[Figure contents as structured data]
(begin)

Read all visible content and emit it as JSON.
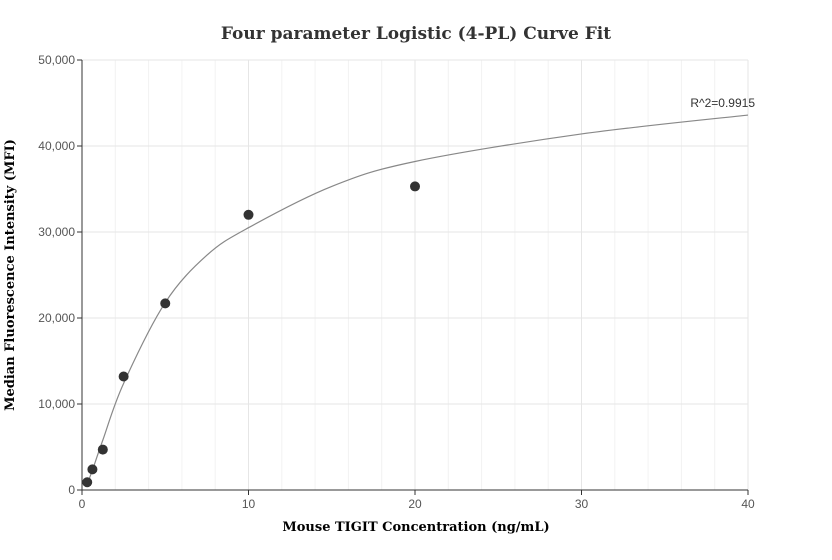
{
  "chart_data": {
    "type": "scatter",
    "title": "Four parameter Logistic (4-PL) Curve Fit",
    "xlabel": "Mouse TIGIT Concentration (ng/mL)",
    "ylabel": "Median Fluorescence Intensity (MFI)",
    "xlim": [
      0,
      40
    ],
    "ylim": [
      0,
      50000
    ],
    "x_ticks": [
      0,
      10,
      20,
      30,
      40
    ],
    "y_ticks": [
      0,
      10000,
      20000,
      30000,
      40000,
      50000
    ],
    "x_tick_labels": [
      "0",
      "10",
      "20",
      "30",
      "40"
    ],
    "y_tick_labels": [
      "0",
      "10,000",
      "20,000",
      "30,000",
      "40,000",
      "50,000"
    ],
    "grid": true,
    "points": {
      "x": [
        0.3125,
        0.625,
        1.25,
        2.5,
        5,
        10,
        20
      ],
      "y": [
        900,
        2400,
        4700,
        13200,
        21700,
        32000,
        35300
      ]
    },
    "fit_curve": {
      "model": "4PL",
      "x": [
        0.3125,
        0.625,
        1.25,
        2.5,
        5,
        7.5,
        10,
        15,
        20,
        30,
        40
      ],
      "y": [
        700,
        2300,
        5800,
        12400,
        21800,
        27300,
        30500,
        35300,
        38200,
        41400,
        43600
      ]
    },
    "annotations": [
      {
        "text": "R^2=0.9915"
      }
    ],
    "colors": {
      "points": "#333333",
      "curve": "#888888",
      "grid": "#e6e6e6",
      "axis": "#333333"
    }
  }
}
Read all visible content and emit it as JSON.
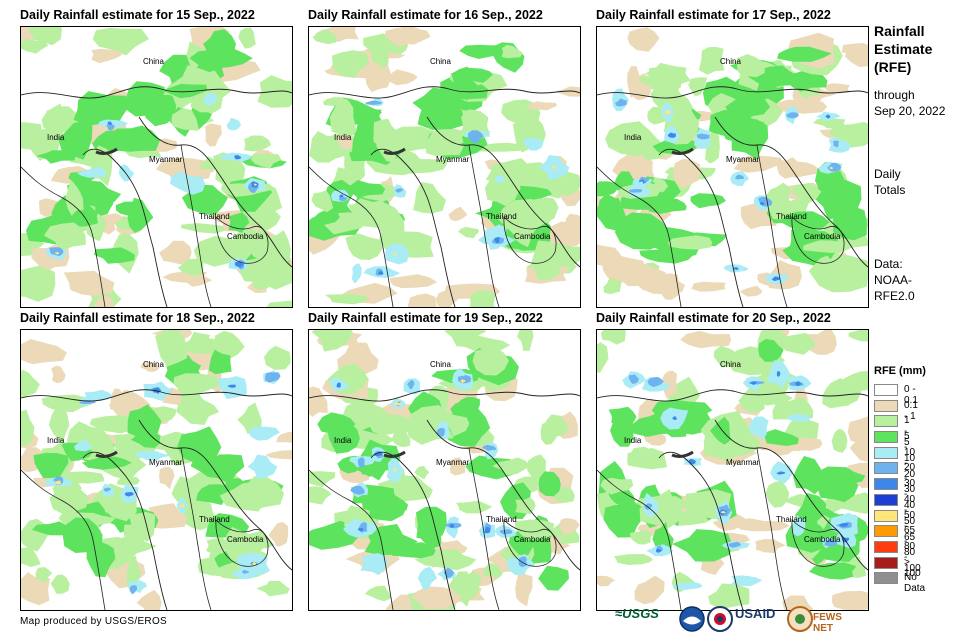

(end)

[TASK DESCRIPTION] Write out all the records again, exactly, minus any pictures.

[THE OUTPUT]
Read all visible content and emit it as JSON.
{
  "chart_data": {
    "type": "scatter",
    "title": "Four parameter Logistic (4-PL) Curve Fit",
    "xlabel": "Mouse TIGIT Concentration (ng/mL)",
    "ylabel": "Median Fluorescence Intensity (MFI)",
    "xlim": [
      0,
      40
    ],
    "ylim": [
      0,
      50000
    ],
    "x_ticks": [
      0,
      10,
      20,
      30,
      40
    ],
    "y_ticks": [
      0,
      10000,
      20000,
      30000,
      40000,
      50000
    ],
    "x_tick_labels": [
      "0",
      "10",
      "20",
      "30",
      "40"
    ],
    "y_tick_labels": [
      "0",
      "10,000",
      "20,000",
      "30,000",
      "40,000",
      "50,000"
    ],
    "grid": true,
    "points": {
      "x": [
        0.3125,
        0.625,
        1.25,
        2.5,
        5,
        10,
        20
      ],
      "y": [
        900,
        2400,
        4700,
        13200,
        21700,
        32000,
        35300
      ]
    },
    "fit_curve": {
      "model": "4PL",
      "x": [
        0.3125,
        0.625,
        1.25,
        2.5,
        5,
        7.5,
        10,
        15,
        20,
        30,
        40
      ],
      "y": [
        700,
        2300,
        5800,
        12400,
        21800,
        27300,
        30500,
        35300,
        38200,
        41400,
        43600
      ]
    },
    "annotations": [
      {
        "text": "R^2=0.9915"
      }
    ],
    "colors": {
      "points": "#333333",
      "curve": "#888888",
      "grid": "#e6e6e6",
      "axis": "#333333"
    }
  }
}
Read all visible content and emit it as JSON.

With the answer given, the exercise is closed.